Exercise data:
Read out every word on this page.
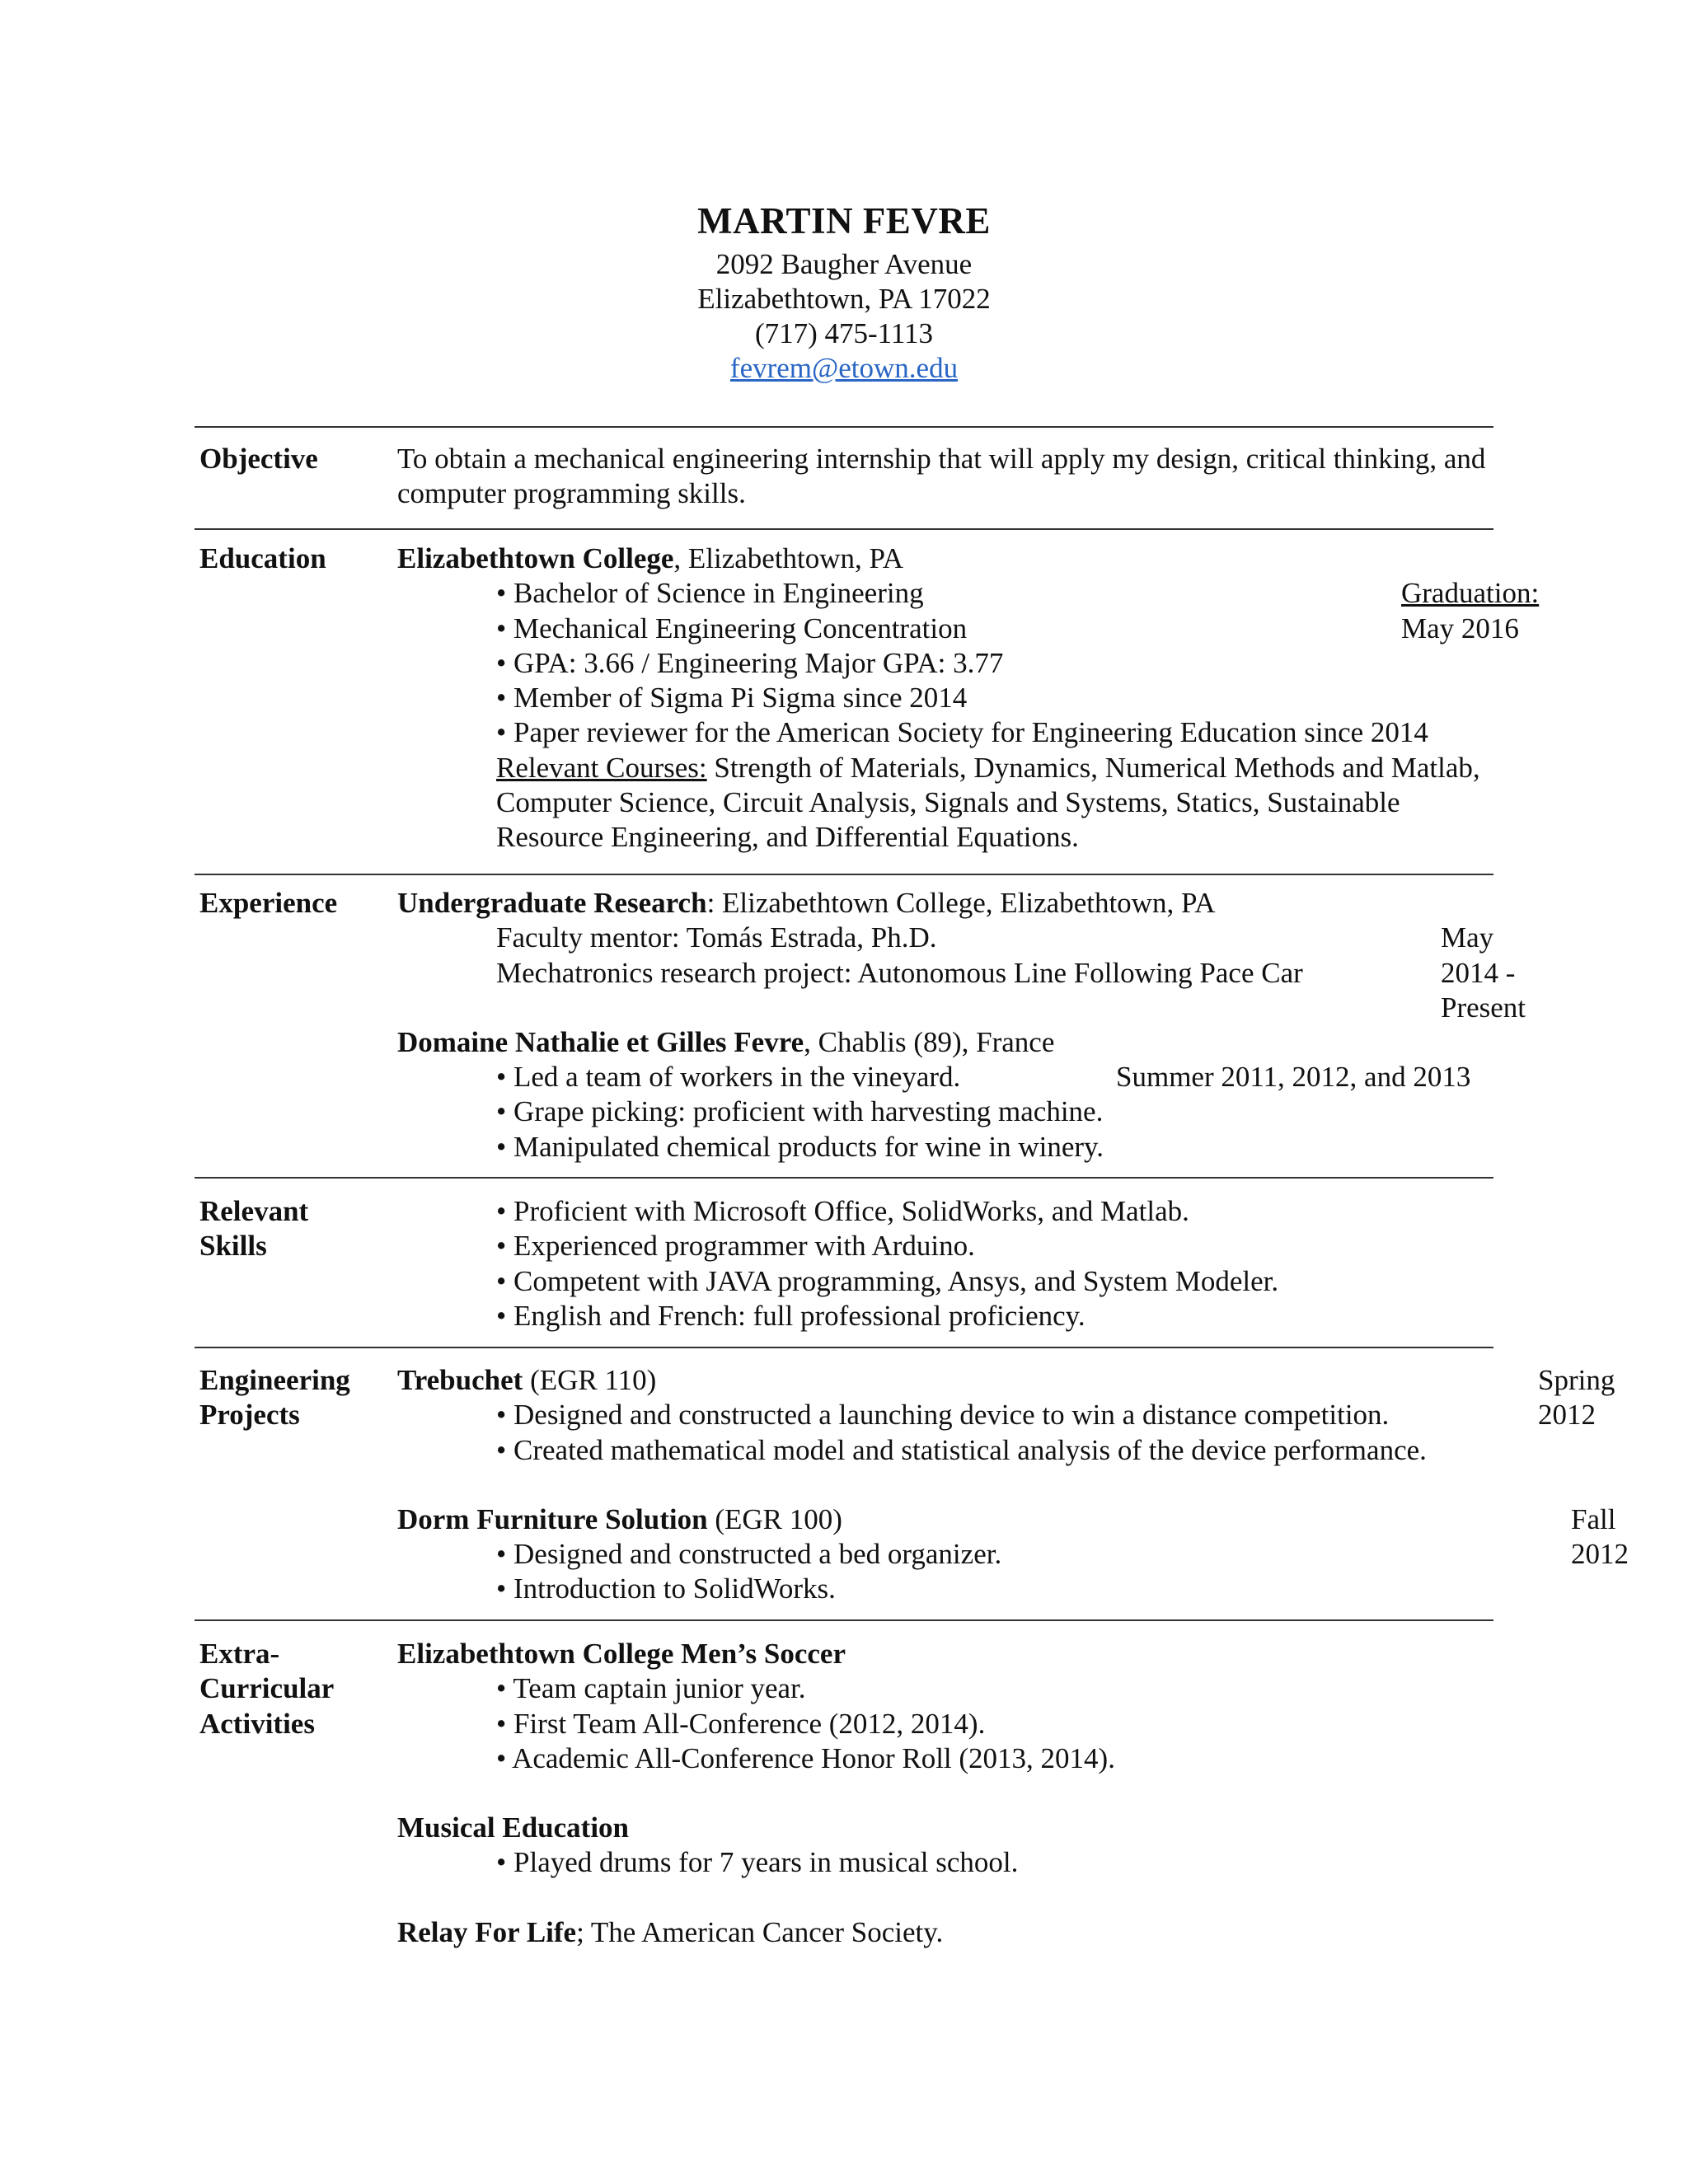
MARTIN FEVRE
2092 Baugher Avenue
Elizabethtown, PA 17022
(717) 475-1113
fevrem@etown.edu
Objective	To obtain a mechanical engineering internship that will apply my design, critical thinking, and computer programming skills.
Education Elizabethtown College, Elizabethtown, PA
• Bachelor of Science in Engineering	Graduation: May 2016
• Mechanical Engineering Concentration
• GPA: 3.66 / Engineering Major GPA: 3.77
• Member of Sigma Pi Sigma since 2014
• Paper reviewer for the American Society for Engineering Education since 2014
Relevant Courses: Strength of Materials, Dynamics, Numerical Methods and Matlab, Computer Science, Circuit Analysis, Signals and Systems, Statics, Sustainable Resource Engineering, and Differential Equations.
Experience Undergraduate Research: Elizabethtown College, Elizabethtown, PA
Faculty mentor: Tomás Estrada, Ph.D.	May 2014 - Present
Mechatronics research project: Autonomous Line Following Pace Car
Domaine Nathalie et Gilles Fevre, Chablis (89), France
• Led a team of workers in the vineyard.	Summer 2011, 2012, and 2013
• Grape picking: proficient with harvesting machine.
• Manipulated chemical products for wine in winery.
Relevant
Skills
• Proficient with Microsoft Office, SolidWorks, and Matlab.
• Experienced programmer with Arduino.
• Competent with JAVA programming, Ansys, and System Modeler.
• English and French: full professional proficiency.
Engineering
Projects
Trebuchet (EGR 110)	Spring 2012
• Designed and constructed a launching device to win a distance competition.
• Created mathematical model and statistical analysis of the device performance.
Dorm Furniture Solution (EGR 100)	Fall 2012
• Designed and constructed a bed organizer.
• Introduction to SolidWorks.
Extra-
Curricular
Activities
Elizabethtown College Men’s Soccer
• Team captain junior year.
• First Team All-Conference (2012, 2014).
• Academic All-Conference Honor Roll (2013, 2014).
Musical Education
• Played drums for 7 years in musical school.
Relay For Life; The American Cancer Society.
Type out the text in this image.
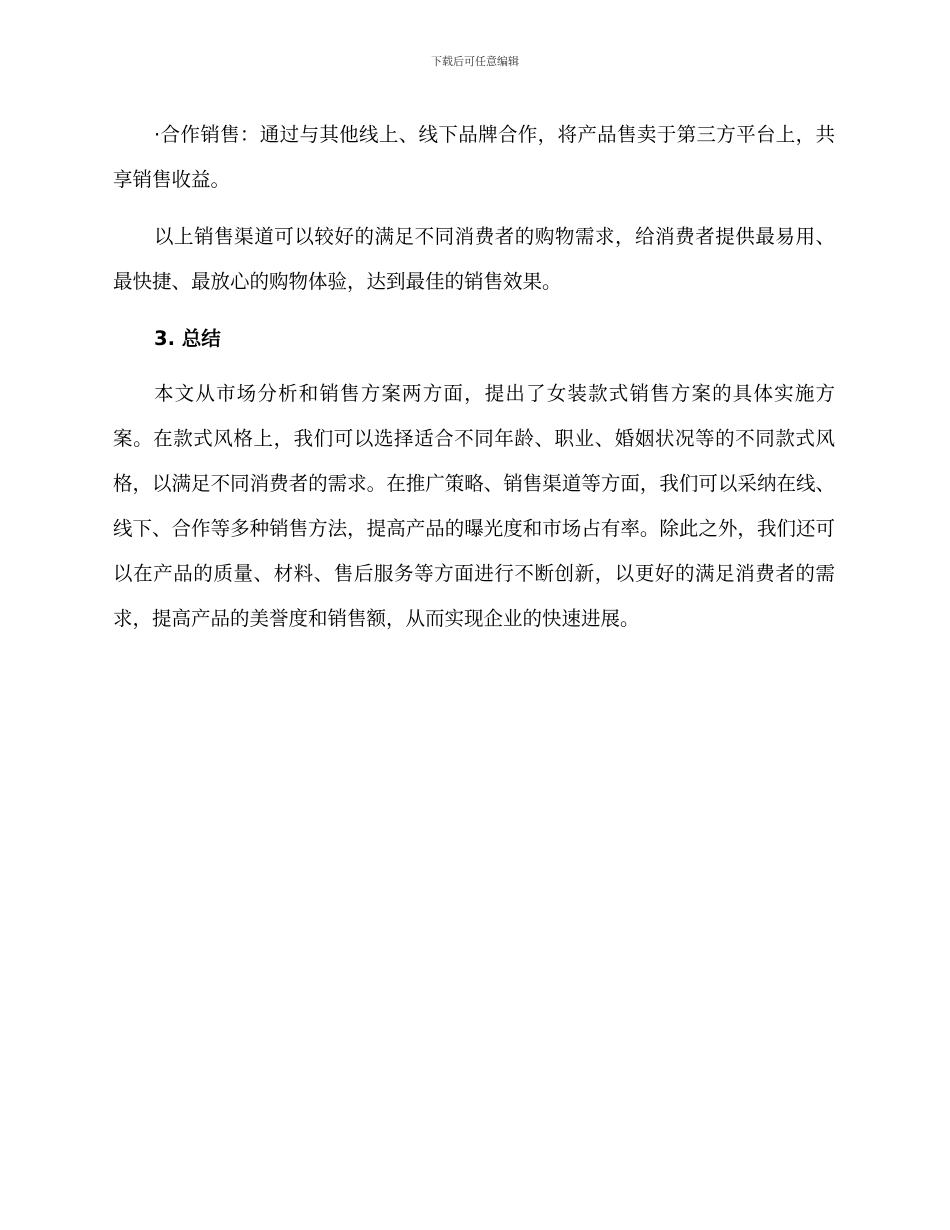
下载后可任意编辑

·合作销售：通过与其他线上、线下品牌合作，将产品售卖于第三方平台上，共享销售收益。

以上销售渠道可以较好的满足不同消费者的购物需求，给消费者提供最易用、最快捷、最放心的购物体验，达到最佳的销售效果。

3. 总结

本文从市场分析和销售方案两方面，提出了女装款式销售方案的具体实施方案。在款式风格上，我们可以选择适合不同年龄、职业、婚姻状况等的不同款式风格，以满足不同消费者的需求。在推广策略、销售渠道等方面，我们可以采纳在线、线下、合作等多种销售方法，提高产品的曝光度和市场占有率。除此之外，我们还可以在产品的质量、材料、售后服务等方面进行不断创新，以更好的满足消费者的需求，提高产品的美誉度和销售额，从而实现企业的快速进展。
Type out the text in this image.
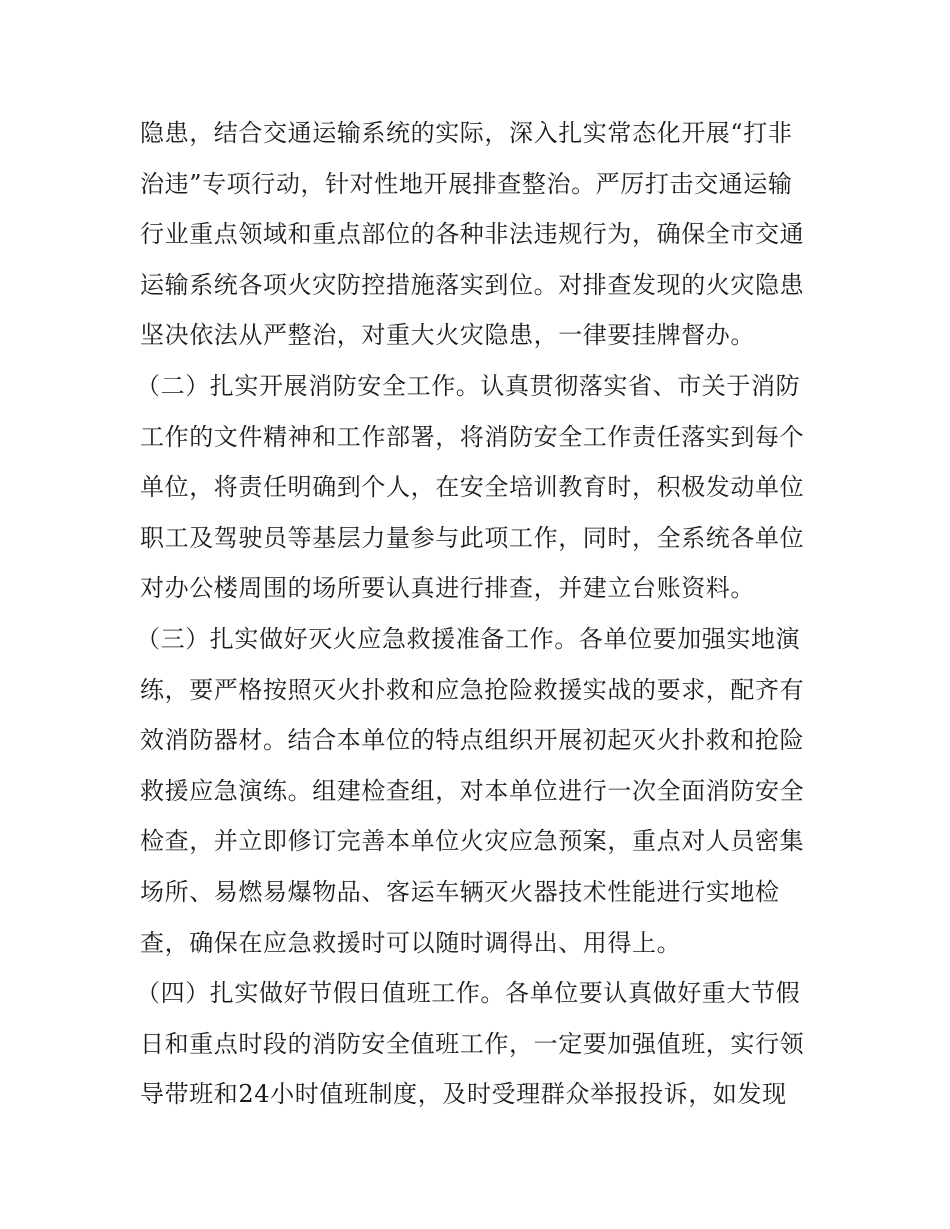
隐患，结合交通运输系统的实际，深入扎实常态化开展“打非
治违”专项行动，针对性地开展排查整治。严厉打击交通运输
行业重点领域和重点部位的各种非法违规行为，确保全市交通
运输系统各项火灾防控措施落实到位。对排查发现的火灾隐患
坚决依法从严整治，对重大火灾隐患，一律要挂牌督办。
（二）扎实开展消防安全工作。认真贯彻落实省、市关于消防
工作的文件精神和工作部署，将消防安全工作责任落实到每个
单位，将责任明确到个人，在安全培训教育时，积极发动单位
职工及驾驶员等基层力量参与此项工作，同时，全系统各单位
对办公楼周围的场所要认真进行排查，并建立台账资料。
（三）扎实做好灭火应急救援准备工作。各单位要加强实地演
练，要严格按照灭火扑救和应急抢险救援实战的要求，配齐有
效消防器材。结合本单位的特点组织开展初起灭火扑救和抢险
救援应急演练。组建检查组，对本单位进行一次全面消防安全
检查，并立即修订完善本单位火灾应急预案，重点对人员密集
场所、易燃易爆物品、客运车辆灭火器技术性能进行实地检
查，确保在应急救援时可以随时调得出、用得上。
（四）扎实做好节假日值班工作。各单位要认真做好重大节假
日和重点时段的消防安全值班工作，一定要加强值班，实行领
导带班和24小时值班制度，及时受理群众举报投诉，如发现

Description of the task:
Without including the pictures, return each record above exactly as it stands.

Worked answer:
Read out every word on this page.
MARTIN FEVRE
2092 Baugher Avenue
Elizabethtown, PA 17022
(717) 475-1113
fevrem@etown.edu
Objective	To obtain a mechanical engineering internship that will apply my design, critical thinking, and computer programming skills.
Education Elizabethtown College, Elizabethtown, PA
• Bachelor of Science in Engineering	Graduation: May 2016
• Mechanical Engineering Concentration
• GPA: 3.66 / Engineering Major GPA: 3.77
• Member of Sigma Pi Sigma since 2014
• Paper reviewer for the American Society for Engineering Education since 2014
Relevant Courses: Strength of Materials, Dynamics, Numerical Methods and Matlab, Computer Science, Circuit Analysis, Signals and Systems, Statics, Sustainable Resource Engineering, and Differential Equations.
Experience Undergraduate Research: Elizabethtown College, Elizabethtown, PA
Faculty mentor: Tomás Estrada, Ph.D.	May 2014 - Present
Mechatronics research project: Autonomous Line Following Pace Car
Domaine Nathalie et Gilles Fevre, Chablis (89), France
• Led a team of workers in the vineyard.	Summer 2011, 2012, and 2013
• Grape picking: proficient with harvesting machine.
• Manipulated chemical products for wine in winery.
Relevant
Skills
• Proficient with Microsoft Office, SolidWorks, and Matlab.
• Experienced programmer with Arduino.
• Competent with JAVA programming, Ansys, and System Modeler.
• English and French: full professional proficiency.
Engineering
Projects
Trebuchet (EGR 110)	Spring 2012
• Designed and constructed a launching device to win a distance competition.
• Created mathematical model and statistical analysis of the device performance.
Dorm Furniture Solution (EGR 100)	Fall 2012
• Designed and constructed a bed organizer.
• Introduction to SolidWorks.
Extra-
Curricular
Activities
Elizabethtown College Men’s Soccer
• Team captain junior year.
• First Team All-Conference (2012, 2014).
• Academic All-Conference Honor Roll (2013, 2014).
Musical Education
• Played drums for 7 years in musical school.
Relay For Life; The American Cancer Society.
Type out the text in this image.
下载后可任意编辑

·合作销售：通过与其他线上、线下品牌合作，将产品售卖于第三方平台上，共享销售收益。

以上销售渠道可以较好的满足不同消费者的购物需求，给消费者提供最易用、最快捷、最放心的购物体验，达到最佳的销售效果。

3. 总结

本文从市场分析和销售方案两方面，提出了女装款式销售方案的具体实施方案。在款式风格上，我们可以选择适合不同年龄、职业、婚姻状况等的不同款式风格，以满足不同消费者的需求。在推广策略、销售渠道等方面，我们可以采纳在线、线下、合作等多种销售方法，提高产品的曝光度和市场占有率。除此之外，我们还可以在产品的质量、材料、售后服务等方面进行不断创新，以更好的满足消费者的需求，提高产品的美誉度和销售额，从而实现企业的快速进展。
Type out the text in this image.
隐患，结合交通运输系统的实际，深入扎实常态化开展“打非
治违”专项行动，针对性地开展排查整治。严厉打击交通运输
行业重点领域和重点部位的各种非法违规行为，确保全市交通
运输系统各项火灾防控措施落实到位。对排查发现的火灾隐患
坚决依法从严整治，对重大火灾隐患，一律要挂牌督办。
（二）扎实开展消防安全工作。认真贯彻落实省、市关于消防
工作的文件精神和工作部署，将消防安全工作责任落实到每个
单位，将责任明确到个人，在安全培训教育时，积极发动单位
职工及驾驶员等基层力量参与此项工作，同时，全系统各单位
对办公楼周围的场所要认真进行排查，并建立台账资料。
（三）扎实做好灭火应急救援准备工作。各单位要加强实地演
练，要严格按照灭火扑救和应急抢险救援实战的要求，配齐有
效消防器材。结合本单位的特点组织开展初起灭火扑救和抢险
救援应急演练。组建检查组，对本单位进行一次全面消防安全
检查，并立即修订完善本单位火灾应急预案，重点对人员密集
场所、易燃易爆物品、客运车辆灭火器技术性能进行实地检
查，确保在应急救援时可以随时调得出、用得上。
（四）扎实做好节假日值班工作。各单位要认真做好重大节假
日和重点时段的消防安全值班工作，一定要加强值班，实行领
导带班和24小时值班制度，及时受理群众举报投诉，如发现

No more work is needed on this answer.